Collected data
-.-.-

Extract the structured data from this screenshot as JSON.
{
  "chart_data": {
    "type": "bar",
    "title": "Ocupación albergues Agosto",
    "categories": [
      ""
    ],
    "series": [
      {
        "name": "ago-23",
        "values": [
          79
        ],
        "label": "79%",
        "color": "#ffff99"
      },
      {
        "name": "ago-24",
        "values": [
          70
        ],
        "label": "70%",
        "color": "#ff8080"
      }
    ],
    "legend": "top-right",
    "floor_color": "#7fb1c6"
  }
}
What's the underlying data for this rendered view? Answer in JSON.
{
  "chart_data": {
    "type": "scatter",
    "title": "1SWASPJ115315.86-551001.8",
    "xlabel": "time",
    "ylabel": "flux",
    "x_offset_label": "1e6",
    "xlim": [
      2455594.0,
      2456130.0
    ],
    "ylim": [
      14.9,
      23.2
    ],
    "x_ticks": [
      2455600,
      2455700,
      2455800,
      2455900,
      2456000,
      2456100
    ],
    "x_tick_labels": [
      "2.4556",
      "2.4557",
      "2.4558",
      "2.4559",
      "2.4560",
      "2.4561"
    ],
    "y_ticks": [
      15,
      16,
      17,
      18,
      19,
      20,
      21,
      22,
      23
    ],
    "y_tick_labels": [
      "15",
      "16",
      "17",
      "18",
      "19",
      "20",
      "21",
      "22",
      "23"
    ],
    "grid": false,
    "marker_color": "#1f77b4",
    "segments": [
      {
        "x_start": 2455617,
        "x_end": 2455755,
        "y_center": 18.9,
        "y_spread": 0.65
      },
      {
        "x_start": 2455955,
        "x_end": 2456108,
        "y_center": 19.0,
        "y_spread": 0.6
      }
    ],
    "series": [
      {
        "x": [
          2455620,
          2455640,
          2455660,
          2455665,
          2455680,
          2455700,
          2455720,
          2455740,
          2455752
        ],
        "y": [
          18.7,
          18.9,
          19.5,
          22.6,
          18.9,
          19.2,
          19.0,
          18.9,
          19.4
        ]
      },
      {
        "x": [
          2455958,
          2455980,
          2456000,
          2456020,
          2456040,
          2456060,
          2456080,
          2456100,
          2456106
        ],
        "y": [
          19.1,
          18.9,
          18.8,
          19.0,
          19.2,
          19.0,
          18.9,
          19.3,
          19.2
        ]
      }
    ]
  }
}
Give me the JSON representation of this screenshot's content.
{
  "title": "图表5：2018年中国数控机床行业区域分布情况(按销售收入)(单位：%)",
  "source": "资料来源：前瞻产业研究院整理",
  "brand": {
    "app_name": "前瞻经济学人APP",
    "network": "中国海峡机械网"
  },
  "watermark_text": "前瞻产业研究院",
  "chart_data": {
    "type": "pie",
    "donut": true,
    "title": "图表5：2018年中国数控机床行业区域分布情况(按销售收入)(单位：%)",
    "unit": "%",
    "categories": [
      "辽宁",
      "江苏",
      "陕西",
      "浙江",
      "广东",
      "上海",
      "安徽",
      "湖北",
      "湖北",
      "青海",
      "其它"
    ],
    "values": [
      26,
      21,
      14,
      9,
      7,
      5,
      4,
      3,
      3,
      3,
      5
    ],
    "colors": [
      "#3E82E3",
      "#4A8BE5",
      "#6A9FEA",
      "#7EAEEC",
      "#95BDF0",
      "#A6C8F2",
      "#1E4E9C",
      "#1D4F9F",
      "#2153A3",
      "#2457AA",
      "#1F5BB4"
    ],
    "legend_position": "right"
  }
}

-.-.-

What the exercise asks: Take the records above and return them exactly as written.

Task answer:
Extract the structured data from this screenshot as JSON.
{
  "chart_data": {
    "type": "bar",
    "title": "Ocupación albergues Agosto",
    "categories": [
      ""
    ],
    "series": [
      {
        "name": "ago-23",
        "values": [
          79
        ],
        "label": "79%",
        "color": "#ffff99"
      },
      {
        "name": "ago-24",
        "values": [
          70
        ],
        "label": "70%",
        "color": "#ff8080"
      }
    ],
    "legend": "top-right",
    "floor_color": "#7fb1c6"
  }
}
What's the underlying data for this rendered view? Answer in JSON.
{
  "chart_data": {
    "type": "scatter",
    "title": "1SWASPJ115315.86-551001.8",
    "xlabel": "time",
    "ylabel": "flux",
    "x_offset_label": "1e6",
    "xlim": [
      2455594.0,
      2456130.0
    ],
    "ylim": [
      14.9,
      23.2
    ],
    "x_ticks": [
      2455600,
      2455700,
      2455800,
      2455900,
      2456000,
      2456100
    ],
    "x_tick_labels": [
      "2.4556",
      "2.4557",
      "2.4558",
      "2.4559",
      "2.4560",
      "2.4561"
    ],
    "y_ticks": [
      15,
      16,
      17,
      18,
      19,
      20,
      21,
      22,
      23
    ],
    "y_tick_labels": [
      "15",
      "16",
      "17",
      "18",
      "19",
      "20",
      "21",
      "22",
      "23"
    ],
    "grid": false,
    "marker_color": "#1f77b4",
    "segments": [
      {
        "x_start": 2455617,
        "x_end": 2455755,
        "y_center": 18.9,
        "y_spread": 0.65
      },
      {
        "x_start": 2455955,
        "x_end": 2456108,
        "y_center": 19.0,
        "y_spread": 0.6
      }
    ],
    "series": [
      {
        "x": [
          2455620,
          2455640,
          2455660,
          2455665,
          2455680,
          2455700,
          2455720,
          2455740,
          2455752
        ],
        "y": [
          18.7,
          18.9,
          19.5,
          22.6,
          18.9,
          19.2,
          19.0,
          18.9,
          19.4
        ]
      },
      {
        "x": [
          2455958,
          2455980,
          2456000,
          2456020,
          2456040,
          2456060,
          2456080,
          2456100,
          2456106
        ],
        "y": [
          19.1,
          18.9,
          18.8,
          19.0,
          19.2,
          19.0,
          18.9,
          19.3,
          19.2
        ]
      }
    ]
  }
}
Give me the JSON representation of this screenshot's content.
{
  "title": "图表5：2018年中国数控机床行业区域分布情况(按销售收入)(单位：%)",
  "source": "资料来源：前瞻产业研究院整理",
  "brand": {
    "app_name": "前瞻经济学人APP",
    "network": "中国海峡机械网"
  },
  "watermark_text": "前瞻产业研究院",
  "chart_data": {
    "type": "pie",
    "donut": true,
    "title": "图表5：2018年中国数控机床行业区域分布情况(按销售收入)(单位：%)",
    "unit": "%",
    "categories": [
      "辽宁",
      "江苏",
      "陕西",
      "浙江",
      "广东",
      "上海",
      "安徽",
      "湖北",
      "湖北",
      "青海",
      "其它"
    ],
    "values": [
      26,
      21,
      14,
      9,
      7,
      5,
      4,
      3,
      3,
      3,
      5
    ],
    "colors": [
      "#3E82E3",
      "#4A8BE5",
      "#6A9FEA",
      "#7EAEEC",
      "#95BDF0",
      "#A6C8F2",
      "#1E4E9C",
      "#1D4F9F",
      "#2153A3",
      "#2457AA",
      "#1F5BB4"
    ],
    "legend_position": "right"
  }
}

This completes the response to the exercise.